**Problem description**
Copy out every line that contains the word "YEARS".

**Structured figure records**

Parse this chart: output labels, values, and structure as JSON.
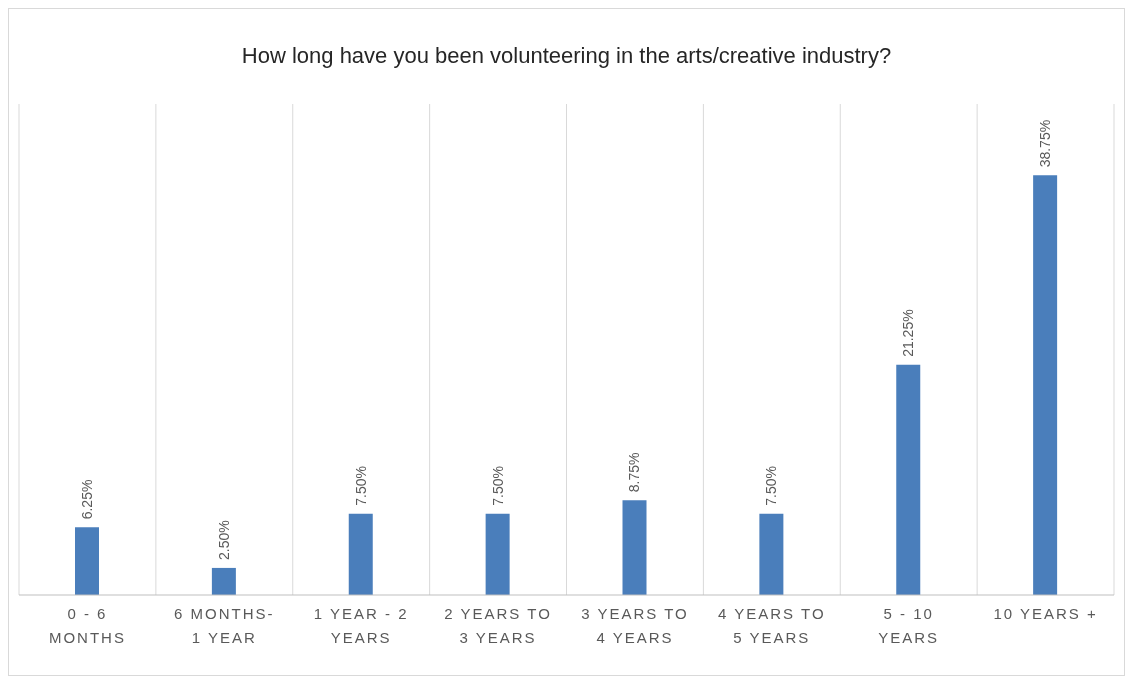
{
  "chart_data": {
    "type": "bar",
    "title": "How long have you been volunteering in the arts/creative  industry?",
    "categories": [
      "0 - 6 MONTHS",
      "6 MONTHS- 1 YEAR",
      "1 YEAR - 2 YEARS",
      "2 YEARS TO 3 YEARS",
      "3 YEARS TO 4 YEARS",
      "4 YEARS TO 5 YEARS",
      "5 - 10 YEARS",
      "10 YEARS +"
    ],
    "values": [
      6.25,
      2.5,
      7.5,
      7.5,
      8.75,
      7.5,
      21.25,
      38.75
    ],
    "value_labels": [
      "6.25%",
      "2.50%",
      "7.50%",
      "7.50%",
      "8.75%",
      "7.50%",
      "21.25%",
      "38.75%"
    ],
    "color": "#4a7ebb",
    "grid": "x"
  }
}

**Output below**
      "1 YEAR - 2 YEARS",
      "2 YEARS TO 3 YEARS",
      "3 YEARS TO 4 YEARS",
      "4 YEARS TO 5 YEARS",
      "5 - 10 YEARS",
      "10 YEARS +"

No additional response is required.